**GIVEN INSTRUCTION**
Copy each record exactly as it reads, leaving out any pictures it holds.

---------------

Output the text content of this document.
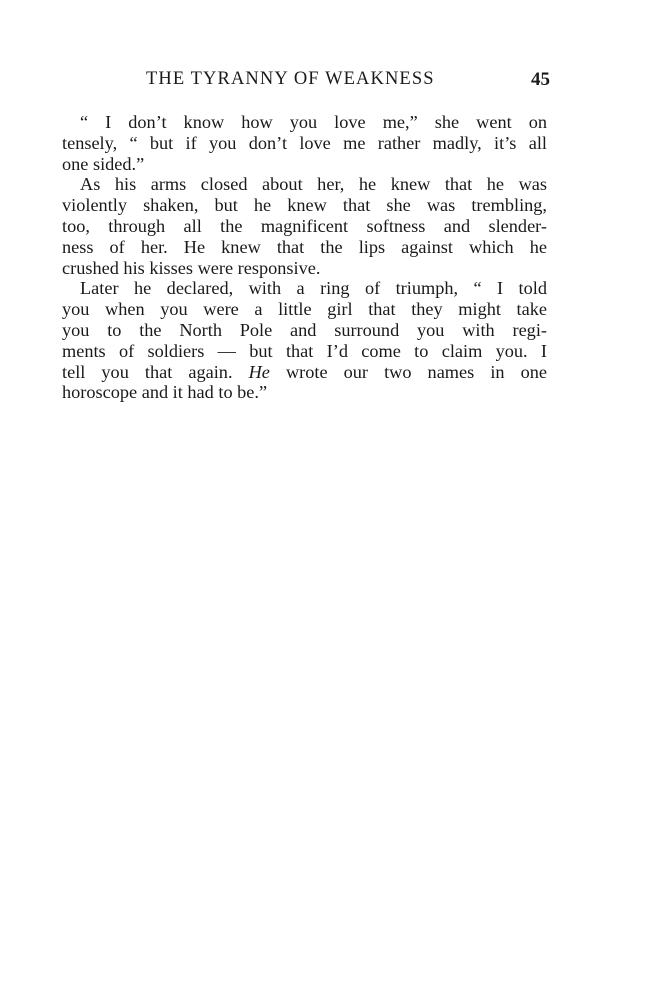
THE TYRANNY OF WEAKNESS	45
“ I don’t know how you love me,” she went on
tensely, “ but if you don’t love me rather madly, it’s all
one sided.”
As his arms closed about her, he knew that he was
violently shaken, but he knew that she was trembling,
too, through all the magnificent softness and slender-
ness of her. He knew that the lips against which he
crushed his kisses were responsive.
Later he declared, with a ring of triumph, “ I told
you when you were a little girl that they might take
you to the North Pole and surround you with regi-
ments of soldiers — but that I’d come to claim you. I
tell you that again. He wrote our two names in one
horoscope and it had to be.”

---------------

**WRITTEN SOLUTION**
Output the text content of this document.
THE TYRANNY OF WEAKNESS	45
“ I don’t know how you love me,” she went on
tensely, “ but if you don’t love me rather madly, it’s all
one sided.”
As his arms closed about her, he knew that he was
violently shaken, but he knew that she was trembling,
too, through all the magnificent softness and slender-
ness of her. He knew that the lips against which he
crushed his kisses were responsive.
Later he declared, with a ring of triumph, “ I told
you when you were a little girl that they might take
you to the North Pole and surround you with regi-
ments of soldiers — but that I’d come to claim you. I
tell you that again. He wrote our two names in one
horoscope and it had to be.”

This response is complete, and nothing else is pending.